-- Start of Data extract --

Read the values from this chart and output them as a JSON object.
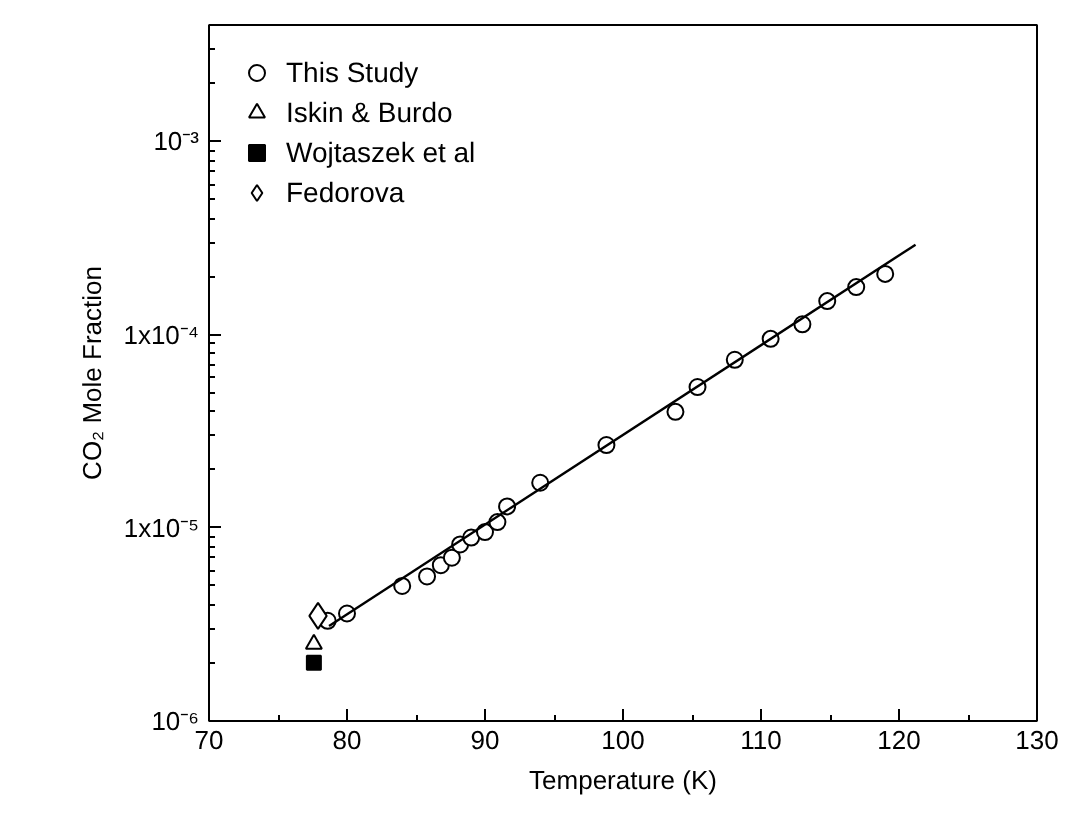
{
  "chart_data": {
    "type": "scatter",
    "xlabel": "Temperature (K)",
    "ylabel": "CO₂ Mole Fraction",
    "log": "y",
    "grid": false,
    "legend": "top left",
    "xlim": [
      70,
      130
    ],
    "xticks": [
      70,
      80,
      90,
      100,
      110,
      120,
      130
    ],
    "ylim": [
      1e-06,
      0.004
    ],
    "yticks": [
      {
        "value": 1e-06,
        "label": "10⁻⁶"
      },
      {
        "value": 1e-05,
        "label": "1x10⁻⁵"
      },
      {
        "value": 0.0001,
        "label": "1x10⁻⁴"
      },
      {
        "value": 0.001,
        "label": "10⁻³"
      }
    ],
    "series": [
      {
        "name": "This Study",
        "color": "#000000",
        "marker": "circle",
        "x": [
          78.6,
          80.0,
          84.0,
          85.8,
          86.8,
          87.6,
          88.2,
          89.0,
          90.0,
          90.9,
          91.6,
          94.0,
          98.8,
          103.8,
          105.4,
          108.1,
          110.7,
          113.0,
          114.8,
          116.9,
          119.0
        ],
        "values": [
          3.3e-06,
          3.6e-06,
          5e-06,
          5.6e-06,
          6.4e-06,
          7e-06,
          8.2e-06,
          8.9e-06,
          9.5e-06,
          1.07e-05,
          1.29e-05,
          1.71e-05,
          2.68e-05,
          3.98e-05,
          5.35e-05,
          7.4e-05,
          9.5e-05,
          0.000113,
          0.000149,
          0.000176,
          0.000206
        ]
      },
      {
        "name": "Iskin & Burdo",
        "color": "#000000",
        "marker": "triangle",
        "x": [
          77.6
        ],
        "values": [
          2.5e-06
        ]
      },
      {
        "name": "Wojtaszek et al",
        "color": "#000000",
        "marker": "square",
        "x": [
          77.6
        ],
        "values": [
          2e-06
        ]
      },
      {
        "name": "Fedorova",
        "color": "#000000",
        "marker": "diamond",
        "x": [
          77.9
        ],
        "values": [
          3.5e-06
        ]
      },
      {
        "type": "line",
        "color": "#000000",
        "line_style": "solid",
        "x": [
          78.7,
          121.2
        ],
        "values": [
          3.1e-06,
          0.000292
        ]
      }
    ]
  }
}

-- End of Data extract --
-- Start of Data extract --

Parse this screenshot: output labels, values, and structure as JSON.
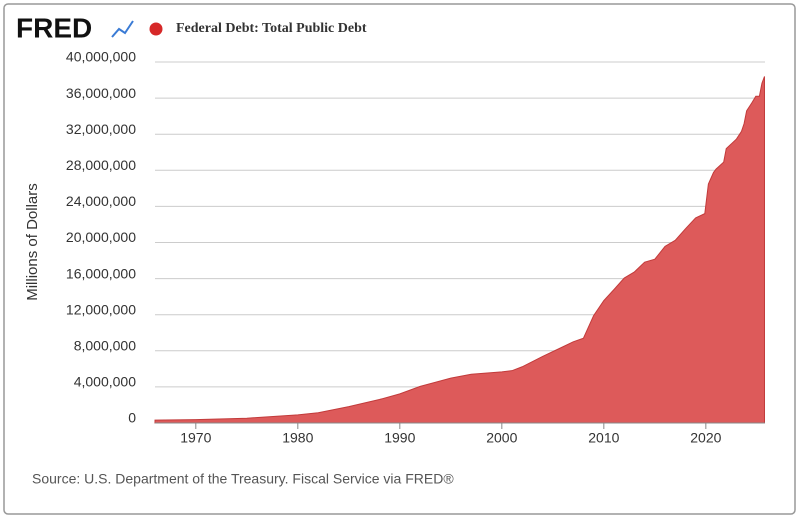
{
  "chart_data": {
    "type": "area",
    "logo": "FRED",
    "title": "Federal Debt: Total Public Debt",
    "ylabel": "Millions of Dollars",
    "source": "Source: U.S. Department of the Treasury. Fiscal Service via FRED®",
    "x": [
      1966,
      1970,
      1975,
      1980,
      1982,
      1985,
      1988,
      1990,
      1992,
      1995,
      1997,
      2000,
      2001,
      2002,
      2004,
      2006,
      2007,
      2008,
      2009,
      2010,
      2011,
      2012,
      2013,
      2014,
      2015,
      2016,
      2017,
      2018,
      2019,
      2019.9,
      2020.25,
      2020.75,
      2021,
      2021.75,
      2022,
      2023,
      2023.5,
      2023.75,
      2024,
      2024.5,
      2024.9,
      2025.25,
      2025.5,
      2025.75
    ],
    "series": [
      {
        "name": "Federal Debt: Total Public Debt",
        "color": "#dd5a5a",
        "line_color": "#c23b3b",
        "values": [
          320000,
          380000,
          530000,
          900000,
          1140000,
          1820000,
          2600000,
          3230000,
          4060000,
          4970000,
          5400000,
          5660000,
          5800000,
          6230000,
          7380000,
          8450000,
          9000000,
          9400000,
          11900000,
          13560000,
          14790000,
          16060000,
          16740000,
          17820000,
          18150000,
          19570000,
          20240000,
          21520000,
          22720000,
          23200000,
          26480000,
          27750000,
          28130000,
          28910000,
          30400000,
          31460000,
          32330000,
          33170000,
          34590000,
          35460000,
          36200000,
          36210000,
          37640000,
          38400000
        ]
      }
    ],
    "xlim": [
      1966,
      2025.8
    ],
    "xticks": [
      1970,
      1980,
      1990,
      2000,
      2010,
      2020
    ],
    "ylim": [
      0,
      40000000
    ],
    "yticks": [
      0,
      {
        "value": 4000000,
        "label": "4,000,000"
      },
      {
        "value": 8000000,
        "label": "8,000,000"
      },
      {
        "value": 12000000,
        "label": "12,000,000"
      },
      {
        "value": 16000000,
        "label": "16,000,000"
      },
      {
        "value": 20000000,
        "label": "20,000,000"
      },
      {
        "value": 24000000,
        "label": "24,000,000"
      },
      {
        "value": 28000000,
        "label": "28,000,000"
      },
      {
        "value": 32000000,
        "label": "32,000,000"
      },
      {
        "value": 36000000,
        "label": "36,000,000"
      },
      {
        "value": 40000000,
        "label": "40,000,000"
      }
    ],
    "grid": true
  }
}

-- End of Data extract --

_Exercise objective_. Copy, from the material, each line that holds the string "Federal".

_Worked answer_.
    "title": "Federal Debt: Total Public Debt",
        "name": "Federal Debt: Total Public Debt",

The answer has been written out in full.